* Job:
Format each of the records below as a numbered list, one entry per line, leaving out any blank lines.

* Dataset items:
begin
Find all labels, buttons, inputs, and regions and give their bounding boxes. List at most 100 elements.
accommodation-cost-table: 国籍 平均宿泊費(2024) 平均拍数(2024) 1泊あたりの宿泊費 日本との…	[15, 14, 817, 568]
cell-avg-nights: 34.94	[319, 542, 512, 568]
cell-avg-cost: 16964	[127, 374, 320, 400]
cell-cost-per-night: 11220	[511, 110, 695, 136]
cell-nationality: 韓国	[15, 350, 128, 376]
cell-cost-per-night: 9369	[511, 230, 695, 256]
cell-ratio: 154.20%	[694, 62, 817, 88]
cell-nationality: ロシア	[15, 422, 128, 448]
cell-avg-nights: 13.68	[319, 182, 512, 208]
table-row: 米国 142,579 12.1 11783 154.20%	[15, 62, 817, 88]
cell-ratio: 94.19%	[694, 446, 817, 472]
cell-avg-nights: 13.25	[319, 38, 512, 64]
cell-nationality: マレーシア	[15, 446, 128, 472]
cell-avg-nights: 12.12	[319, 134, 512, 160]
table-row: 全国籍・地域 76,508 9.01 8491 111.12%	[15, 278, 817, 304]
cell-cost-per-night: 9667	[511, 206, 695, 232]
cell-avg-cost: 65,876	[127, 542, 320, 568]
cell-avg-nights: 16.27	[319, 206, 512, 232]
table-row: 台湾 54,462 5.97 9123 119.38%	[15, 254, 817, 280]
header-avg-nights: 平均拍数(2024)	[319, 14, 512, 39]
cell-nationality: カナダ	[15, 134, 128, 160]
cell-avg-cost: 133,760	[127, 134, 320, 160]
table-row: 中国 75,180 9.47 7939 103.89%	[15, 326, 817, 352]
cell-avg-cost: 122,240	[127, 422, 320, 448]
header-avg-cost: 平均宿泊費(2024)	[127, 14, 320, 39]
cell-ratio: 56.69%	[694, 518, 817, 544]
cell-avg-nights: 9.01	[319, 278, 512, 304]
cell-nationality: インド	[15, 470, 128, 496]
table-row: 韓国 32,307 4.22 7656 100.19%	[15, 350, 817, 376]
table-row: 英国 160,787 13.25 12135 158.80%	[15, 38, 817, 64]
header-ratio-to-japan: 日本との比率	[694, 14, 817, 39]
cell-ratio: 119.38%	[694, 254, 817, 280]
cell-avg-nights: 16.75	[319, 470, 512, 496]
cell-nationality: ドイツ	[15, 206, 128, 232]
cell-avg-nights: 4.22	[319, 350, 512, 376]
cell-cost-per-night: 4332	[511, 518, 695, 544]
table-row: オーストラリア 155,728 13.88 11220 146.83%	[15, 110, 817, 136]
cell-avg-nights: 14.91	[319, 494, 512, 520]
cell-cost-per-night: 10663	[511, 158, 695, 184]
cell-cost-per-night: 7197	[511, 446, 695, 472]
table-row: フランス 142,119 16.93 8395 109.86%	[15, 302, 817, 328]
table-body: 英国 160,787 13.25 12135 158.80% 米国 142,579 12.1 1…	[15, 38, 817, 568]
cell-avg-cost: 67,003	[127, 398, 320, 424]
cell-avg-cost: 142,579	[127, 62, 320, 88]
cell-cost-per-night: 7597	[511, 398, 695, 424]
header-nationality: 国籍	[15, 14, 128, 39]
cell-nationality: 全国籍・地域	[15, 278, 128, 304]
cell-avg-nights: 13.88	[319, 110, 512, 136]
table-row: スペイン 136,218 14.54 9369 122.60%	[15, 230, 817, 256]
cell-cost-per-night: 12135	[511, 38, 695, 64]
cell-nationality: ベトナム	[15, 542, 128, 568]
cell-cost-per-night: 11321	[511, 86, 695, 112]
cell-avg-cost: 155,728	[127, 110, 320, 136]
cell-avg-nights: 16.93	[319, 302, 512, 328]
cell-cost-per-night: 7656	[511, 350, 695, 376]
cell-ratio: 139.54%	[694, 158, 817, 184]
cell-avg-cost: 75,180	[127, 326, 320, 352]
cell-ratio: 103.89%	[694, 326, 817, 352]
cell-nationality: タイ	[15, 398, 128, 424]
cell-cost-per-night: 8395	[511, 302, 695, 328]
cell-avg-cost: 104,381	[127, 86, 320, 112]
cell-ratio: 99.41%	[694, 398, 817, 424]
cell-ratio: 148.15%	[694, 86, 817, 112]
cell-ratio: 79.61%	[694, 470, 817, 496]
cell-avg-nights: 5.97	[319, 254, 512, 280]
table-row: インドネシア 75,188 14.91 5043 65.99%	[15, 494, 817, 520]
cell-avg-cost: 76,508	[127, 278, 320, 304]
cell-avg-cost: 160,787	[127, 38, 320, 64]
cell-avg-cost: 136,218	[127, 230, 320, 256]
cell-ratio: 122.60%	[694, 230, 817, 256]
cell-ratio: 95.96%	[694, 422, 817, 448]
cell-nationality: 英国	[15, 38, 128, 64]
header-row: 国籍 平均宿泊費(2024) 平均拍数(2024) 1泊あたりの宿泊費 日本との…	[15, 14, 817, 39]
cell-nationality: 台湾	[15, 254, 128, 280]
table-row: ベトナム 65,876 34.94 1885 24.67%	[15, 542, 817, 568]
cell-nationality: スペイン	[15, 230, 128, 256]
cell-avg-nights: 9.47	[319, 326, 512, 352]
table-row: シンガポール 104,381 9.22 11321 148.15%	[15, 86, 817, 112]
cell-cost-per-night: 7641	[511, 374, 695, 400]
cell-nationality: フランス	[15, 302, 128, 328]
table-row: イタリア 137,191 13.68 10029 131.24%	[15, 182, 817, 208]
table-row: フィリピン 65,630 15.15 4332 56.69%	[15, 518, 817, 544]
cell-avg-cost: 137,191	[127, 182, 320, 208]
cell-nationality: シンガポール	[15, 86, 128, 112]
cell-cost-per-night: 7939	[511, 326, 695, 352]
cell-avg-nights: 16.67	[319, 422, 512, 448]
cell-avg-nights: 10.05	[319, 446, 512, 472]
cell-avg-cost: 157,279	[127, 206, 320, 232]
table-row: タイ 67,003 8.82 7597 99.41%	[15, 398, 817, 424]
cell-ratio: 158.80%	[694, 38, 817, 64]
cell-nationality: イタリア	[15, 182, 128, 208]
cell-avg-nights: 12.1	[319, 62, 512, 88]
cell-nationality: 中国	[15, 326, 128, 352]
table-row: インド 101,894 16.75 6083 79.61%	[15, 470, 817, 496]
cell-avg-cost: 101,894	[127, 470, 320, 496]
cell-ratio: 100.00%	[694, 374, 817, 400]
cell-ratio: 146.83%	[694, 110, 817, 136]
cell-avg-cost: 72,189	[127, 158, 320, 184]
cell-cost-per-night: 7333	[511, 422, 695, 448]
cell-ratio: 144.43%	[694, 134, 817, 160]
end
* Response:
1. Find all labels, buttons, inputs, and regions and give their bounding boxes. List at most 100 elements.
2. accommodation-cost-table: 国籍 平均宿泊費(2024) 平均拍数(2024) 1泊あたりの宿泊費 日本との…	[15, 14, 817, 568]
3. cell-avg-nights: 34.94	[319, 542, 512, 568]
4. cell-avg-cost: 16964	[127, 374, 320, 400]
5. cell-cost-per-night: 11220	[511, 110, 695, 136]
6. cell-nationality: 韓国	[15, 350, 128, 376]
7. cell-cost-per-night: 9369	[511, 230, 695, 256]
8. cell-ratio: 154.20%	[694, 62, 817, 88]
9. cell-nationality: ロシア	[15, 422, 128, 448]
10. cell-avg-nights: 13.68	[319, 182, 512, 208]
11. table-row: 米国 142,579 12.1 11783 154.20%	[15, 62, 817, 88]
12. cell-ratio: 94.19%	[694, 446, 817, 472]
13. cell-avg-nights: 13.25	[319, 38, 512, 64]
14. cell-nationality: マレーシア	[15, 446, 128, 472]
15. cell-avg-nights: 12.12	[319, 134, 512, 160]
16. table-row: 全国籍・地域 76,508 9.01 8491 111.12%	[15, 278, 817, 304]
17. cell-cost-per-night: 9667	[511, 206, 695, 232]
18. cell-avg-cost: 65,876	[127, 542, 320, 568]
19. cell-avg-nights: 16.27	[319, 206, 512, 232]
20. table-row: 台湾 54,462 5.97 9123 119.38%	[15, 254, 817, 280]
21. header-avg-nights: 平均拍数(2024)	[319, 14, 512, 39]
22. cell-nationality: カナダ	[15, 134, 128, 160]
23. cell-avg-cost: 133,760	[127, 134, 320, 160]
24. table-row: 中国 75,180 9.47 7939 103.89%	[15, 326, 817, 352]
25. cell-avg-cost: 122,240	[127, 422, 320, 448]
26. header-avg-cost: 平均宿泊費(2024)	[127, 14, 320, 39]
27. cell-ratio: 56.69%	[694, 518, 817, 544]
28. cell-avg-nights: 9.01	[319, 278, 512, 304]
29. cell-nationality: インド	[15, 470, 128, 496]
30. table-row: 韓国 32,307 4.22 7656 100.19%	[15, 350, 817, 376]
31. table-row: 英国 160,787 13.25 12135 158.80%	[15, 38, 817, 64]
32. header-ratio-to-japan: 日本との比率	[694, 14, 817, 39]
33. cell-ratio: 119.38%	[694, 254, 817, 280]
34. cell-avg-nights: 16.75	[319, 470, 512, 496]
35. cell-nationality: ドイツ	[15, 206, 128, 232]
36. cell-avg-nights: 4.22	[319, 350, 512, 376]
37. cell-cost-per-night: 4332	[511, 518, 695, 544]
38. table-row: オーストラリア 155,728 13.88 11220 146.83%	[15, 110, 817, 136]
39. cell-avg-nights: 14.91	[319, 494, 512, 520]
40. cell-cost-per-night: 10663	[511, 158, 695, 184]
41. cell-cost-per-night: 7197	[511, 446, 695, 472]
42. table-row: フランス 142,119 16.93 8395 109.86%	[15, 302, 817, 328]
43. table-body: 英国 160,787 13.25 12135 158.80% 米国 142,579 12.1 1…	[15, 38, 817, 568]
44. cell-avg-cost: 67,003	[127, 398, 320, 424]
45. cell-avg-cost: 142,579	[127, 62, 320, 88]
46. cell-cost-per-night: 7597	[511, 398, 695, 424]
47. header-nationality: 国籍	[15, 14, 128, 39]
48. cell-nationality: 全国籍・地域	[15, 278, 128, 304]
49. cell-avg-nights: 13.88	[319, 110, 512, 136]
50. table-row: スペイン 136,218 14.54 9369 122.60%	[15, 230, 817, 256]
51. cell-cost-per-night: 12135	[511, 38, 695, 64]
52. cell-nationality: ベトナム	[15, 542, 128, 568]
53. cell-cost-per-night: 11321	[511, 86, 695, 112]
54. cell-avg-cost: 155,728	[127, 110, 320, 136]
55. cell-avg-nights: 16.93	[319, 302, 512, 328]
56. cell-cost-per-night: 7656	[511, 350, 695, 376]
57. cell-ratio: 139.54%	[694, 158, 817, 184]
58. cell-avg-cost: 75,180	[127, 326, 320, 352]
59. cell-ratio: 103.89%	[694, 326, 817, 352]
60. cell-nationality: タイ	[15, 398, 128, 424]
61. cell-cost-per-night: 8395	[511, 302, 695, 328]
62. cell-avg-cost: 104,381	[127, 86, 320, 112]
63. cell-ratio: 99.41%	[694, 398, 817, 424]
64. cell-ratio: 148.15%	[694, 86, 817, 112]
65. cell-ratio: 79.61%	[694, 470, 817, 496]
66. cell-avg-nights: 5.97	[319, 254, 512, 280]
67. table-row: インドネシア 75,188 14.91 5043 65.99%	[15, 494, 817, 520]
68. cell-avg-cost: 76,508	[127, 278, 320, 304]
69. cell-avg-cost: 160,787	[127, 38, 320, 64]
70. cell-avg-cost: 136,218	[127, 230, 320, 256]
71. cell-ratio: 122.60%	[694, 230, 817, 256]
72. cell-ratio: 95.96%	[694, 422, 817, 448]
73. cell-nationality: 英国	[15, 38, 128, 64]
74. header-row: 国籍 平均宿泊費(2024) 平均拍数(2024) 1泊あたりの宿泊費 日本との…	[15, 14, 817, 39]
75. cell-nationality: 台湾	[15, 254, 128, 280]
76. table-row: ベトナム 65,876 34.94 1885 24.67%	[15, 542, 817, 568]
77. cell-nationality: スペイン	[15, 230, 128, 256]
78. cell-avg-nights: 9.47	[319, 326, 512, 352]
79. table-row: シンガポール 104,381 9.22 11321 148.15%	[15, 86, 817, 112]
80. cell-cost-per-night: 7641	[511, 374, 695, 400]
81. cell-nationality: フランス	[15, 302, 128, 328]
82. table-row: イタリア 137,191 13.68 10029 131.24%	[15, 182, 817, 208]
83. table-row: フィリピン 65,630 15.15 4332 56.69%	[15, 518, 817, 544]
84. cell-avg-cost: 137,191	[127, 182, 320, 208]
85. cell-nationality: シンガポール	[15, 86, 128, 112]
86. cell-cost-per-night: 7939	[511, 326, 695, 352]
87. cell-avg-nights: 16.67	[319, 422, 512, 448]
88. cell-avg-nights: 10.05	[319, 446, 512, 472]
89. cell-avg-cost: 157,279	[127, 206, 320, 232]
90. table-row: タイ 67,003 8.82 7597 99.41%	[15, 398, 817, 424]
91. cell-ratio: 158.80%	[694, 38, 817, 64]
92. cell-nationality: イタリア	[15, 182, 128, 208]
93. cell-avg-nights: 12.1	[319, 62, 512, 88]
94. cell-nationality: 中国	[15, 326, 128, 352]
95. table-row: インド 101,894 16.75 6083 79.61%	[15, 470, 817, 496]
96. cell-avg-cost: 101,894	[127, 470, 320, 496]
97. cell-ratio: 100.00%	[694, 374, 817, 400]
98. cell-ratio: 146.83%	[694, 110, 817, 136]
99. cell-avg-cost: 72,189	[127, 158, 320, 184]
100. cell-cost-per-night: 7333	[511, 422, 695, 448]
101. cell-ratio: 144.43%	[694, 134, 817, 160]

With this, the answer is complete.